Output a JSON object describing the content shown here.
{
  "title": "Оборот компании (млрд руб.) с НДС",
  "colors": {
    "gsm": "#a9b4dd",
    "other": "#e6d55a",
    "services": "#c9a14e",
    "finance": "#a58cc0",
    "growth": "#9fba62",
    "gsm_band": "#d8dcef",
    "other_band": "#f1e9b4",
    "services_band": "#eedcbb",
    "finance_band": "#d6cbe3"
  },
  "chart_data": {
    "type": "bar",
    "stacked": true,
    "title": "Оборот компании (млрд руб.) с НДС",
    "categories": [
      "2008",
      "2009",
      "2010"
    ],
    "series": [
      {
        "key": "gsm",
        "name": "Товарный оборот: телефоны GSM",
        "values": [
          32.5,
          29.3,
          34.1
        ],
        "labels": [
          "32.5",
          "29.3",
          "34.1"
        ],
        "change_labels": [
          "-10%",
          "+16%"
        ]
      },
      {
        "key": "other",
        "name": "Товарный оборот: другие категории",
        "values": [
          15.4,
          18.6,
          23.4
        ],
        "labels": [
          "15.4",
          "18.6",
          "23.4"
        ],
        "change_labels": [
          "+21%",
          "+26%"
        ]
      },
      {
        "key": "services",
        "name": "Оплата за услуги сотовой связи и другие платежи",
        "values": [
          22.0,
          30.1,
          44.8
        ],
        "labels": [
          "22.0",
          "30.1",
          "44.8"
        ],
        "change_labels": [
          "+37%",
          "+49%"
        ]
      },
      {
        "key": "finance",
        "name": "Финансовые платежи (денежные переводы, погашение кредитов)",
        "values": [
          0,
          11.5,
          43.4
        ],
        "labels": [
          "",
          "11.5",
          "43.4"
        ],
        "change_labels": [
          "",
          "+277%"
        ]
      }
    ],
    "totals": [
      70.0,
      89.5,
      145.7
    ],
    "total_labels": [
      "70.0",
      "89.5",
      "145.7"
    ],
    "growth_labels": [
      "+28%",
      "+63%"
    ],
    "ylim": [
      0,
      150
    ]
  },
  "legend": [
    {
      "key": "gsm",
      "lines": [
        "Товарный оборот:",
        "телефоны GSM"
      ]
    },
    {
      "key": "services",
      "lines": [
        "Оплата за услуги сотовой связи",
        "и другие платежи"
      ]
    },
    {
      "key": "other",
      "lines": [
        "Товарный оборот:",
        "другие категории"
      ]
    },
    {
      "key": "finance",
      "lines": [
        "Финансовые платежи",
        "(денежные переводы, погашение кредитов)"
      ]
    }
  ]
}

**EXERCISE PROMPT:** Set all of the entries down again, exactly as they were given.

**PROBLEM SOLUTION:**
Output a JSON object describing the content shown here.
{
  "title": "Оборот компании (млрд руб.) с НДС",
  "colors": {
    "gsm": "#a9b4dd",
    "other": "#e6d55a",
    "services": "#c9a14e",
    "finance": "#a58cc0",
    "growth": "#9fba62",
    "gsm_band": "#d8dcef",
    "other_band": "#f1e9b4",
    "services_band": "#eedcbb",
    "finance_band": "#d6cbe3"
  },
  "chart_data": {
    "type": "bar",
    "stacked": true,
    "title": "Оборот компании (млрд руб.) с НДС",
    "categories": [
      "2008",
      "2009",
      "2010"
    ],
    "series": [
      {
        "key": "gsm",
        "name": "Товарный оборот: телефоны GSM",
        "values": [
          32.5,
          29.3,
          34.1
        ],
        "labels": [
          "32.5",
          "29.3",
          "34.1"
        ],
        "change_labels": [
          "-10%",
          "+16%"
        ]
      },
      {
        "key": "other",
        "name": "Товарный оборот: другие категории",
        "values": [
          15.4,
          18.6,
          23.4
        ],
        "labels": [
          "15.4",
          "18.6",
          "23.4"
        ],
        "change_labels": [
          "+21%",
          "+26%"
        ]
      },
      {
        "key": "services",
        "name": "Оплата за услуги сотовой связи и другие платежи",
        "values": [
          22.0,
          30.1,
          44.8
        ],
        "labels": [
          "22.0",
          "30.1",
          "44.8"
        ],
        "change_labels": [
          "+37%",
          "+49%"
        ]
      },
      {
        "key": "finance",
        "name": "Финансовые платежи (денежные переводы, погашение кредитов)",
        "values": [
          0,
          11.5,
          43.4
        ],
        "labels": [
          "",
          "11.5",
          "43.4"
        ],
        "change_labels": [
          "",
          "+277%"
        ]
      }
    ],
    "totals": [
      70.0,
      89.5,
      145.7
    ],
    "total_labels": [
      "70.0",
      "89.5",
      "145.7"
    ],
    "growth_labels": [
      "+28%",
      "+63%"
    ],
    "ylim": [
      0,
      150
    ]
  },
  "legend": [
    {
      "key": "gsm",
      "lines": [
        "Товарный оборот:",
        "телефоны GSM"
      ]
    },
    {
      "key": "services",
      "lines": [
        "Оплата за услуги сотовой связи",
        "и другие платежи"
      ]
    },
    {
      "key": "other",
      "lines": [
        "Товарный оборот:",
        "другие категории"
      ]
    },
    {
      "key": "finance",
      "lines": [
        "Финансовые платежи",
        "(денежные переводы, погашение кредитов)"
      ]
    }
  ]
}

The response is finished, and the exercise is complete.